━━━━━ RECORDS SHOWN ━━━━━

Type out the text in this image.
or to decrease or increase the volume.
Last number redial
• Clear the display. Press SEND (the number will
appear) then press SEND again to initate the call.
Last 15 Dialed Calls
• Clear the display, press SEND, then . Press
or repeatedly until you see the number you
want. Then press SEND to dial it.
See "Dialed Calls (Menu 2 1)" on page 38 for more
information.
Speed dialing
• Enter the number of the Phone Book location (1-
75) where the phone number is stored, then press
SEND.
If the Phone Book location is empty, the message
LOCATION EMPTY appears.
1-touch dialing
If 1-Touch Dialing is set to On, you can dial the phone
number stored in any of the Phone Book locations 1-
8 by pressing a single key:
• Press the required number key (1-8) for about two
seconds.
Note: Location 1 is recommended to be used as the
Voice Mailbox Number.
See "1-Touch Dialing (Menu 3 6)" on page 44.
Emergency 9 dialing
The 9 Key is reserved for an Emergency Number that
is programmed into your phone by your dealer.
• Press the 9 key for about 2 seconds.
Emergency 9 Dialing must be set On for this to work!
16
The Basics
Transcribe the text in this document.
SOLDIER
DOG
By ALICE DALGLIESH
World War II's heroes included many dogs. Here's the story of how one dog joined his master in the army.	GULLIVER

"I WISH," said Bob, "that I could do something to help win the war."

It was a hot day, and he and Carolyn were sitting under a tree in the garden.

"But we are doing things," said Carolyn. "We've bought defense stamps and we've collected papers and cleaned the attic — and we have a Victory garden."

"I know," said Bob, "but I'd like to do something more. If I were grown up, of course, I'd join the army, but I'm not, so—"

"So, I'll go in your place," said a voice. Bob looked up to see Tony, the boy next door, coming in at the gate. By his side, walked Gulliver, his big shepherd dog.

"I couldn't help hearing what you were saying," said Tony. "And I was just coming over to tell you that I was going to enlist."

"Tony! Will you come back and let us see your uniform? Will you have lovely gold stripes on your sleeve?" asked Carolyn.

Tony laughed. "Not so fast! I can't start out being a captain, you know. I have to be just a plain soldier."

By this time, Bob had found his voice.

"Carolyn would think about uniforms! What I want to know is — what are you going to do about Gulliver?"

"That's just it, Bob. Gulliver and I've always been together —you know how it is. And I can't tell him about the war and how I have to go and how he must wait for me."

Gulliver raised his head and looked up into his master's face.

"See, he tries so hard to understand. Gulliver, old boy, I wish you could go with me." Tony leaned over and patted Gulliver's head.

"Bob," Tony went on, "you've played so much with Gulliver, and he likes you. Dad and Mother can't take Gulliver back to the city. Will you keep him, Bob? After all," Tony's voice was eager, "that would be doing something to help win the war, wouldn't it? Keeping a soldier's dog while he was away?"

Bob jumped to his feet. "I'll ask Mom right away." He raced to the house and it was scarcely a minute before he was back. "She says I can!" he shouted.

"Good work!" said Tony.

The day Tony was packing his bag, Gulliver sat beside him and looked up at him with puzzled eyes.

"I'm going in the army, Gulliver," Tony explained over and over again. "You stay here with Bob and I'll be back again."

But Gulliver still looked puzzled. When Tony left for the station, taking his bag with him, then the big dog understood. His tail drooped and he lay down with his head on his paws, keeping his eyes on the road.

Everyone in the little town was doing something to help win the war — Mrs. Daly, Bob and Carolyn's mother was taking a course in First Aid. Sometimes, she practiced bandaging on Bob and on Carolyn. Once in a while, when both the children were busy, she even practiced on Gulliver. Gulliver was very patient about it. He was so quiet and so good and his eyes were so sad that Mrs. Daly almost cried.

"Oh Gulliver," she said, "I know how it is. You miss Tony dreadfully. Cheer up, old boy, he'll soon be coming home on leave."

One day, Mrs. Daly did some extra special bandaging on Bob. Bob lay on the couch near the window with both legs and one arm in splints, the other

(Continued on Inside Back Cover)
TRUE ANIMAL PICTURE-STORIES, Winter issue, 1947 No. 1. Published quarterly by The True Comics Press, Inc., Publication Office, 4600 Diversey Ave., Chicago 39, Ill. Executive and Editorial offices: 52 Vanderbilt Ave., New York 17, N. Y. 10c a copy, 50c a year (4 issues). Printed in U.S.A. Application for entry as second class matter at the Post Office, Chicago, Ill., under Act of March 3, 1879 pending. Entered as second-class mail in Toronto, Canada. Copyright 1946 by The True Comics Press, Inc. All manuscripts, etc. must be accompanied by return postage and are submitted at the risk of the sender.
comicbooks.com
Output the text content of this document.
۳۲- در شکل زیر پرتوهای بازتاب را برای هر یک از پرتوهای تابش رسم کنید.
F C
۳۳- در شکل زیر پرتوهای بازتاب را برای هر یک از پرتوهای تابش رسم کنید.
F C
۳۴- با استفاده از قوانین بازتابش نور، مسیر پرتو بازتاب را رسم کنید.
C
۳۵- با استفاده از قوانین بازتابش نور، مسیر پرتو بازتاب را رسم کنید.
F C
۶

━━━━━

* GIVEN REQUEST *
All lines above with "tell" in them should be returned.

* CORRECT OUTPUT *
"I couldn't help hearing what you were saying," said Tony. "And I was just coming over to tell you that I was going to enlist."
"That's just it, Bob. Gulliver and I've always been together —you know how it is. And I can't tell him about the war and how I have to go and how he must wait for me."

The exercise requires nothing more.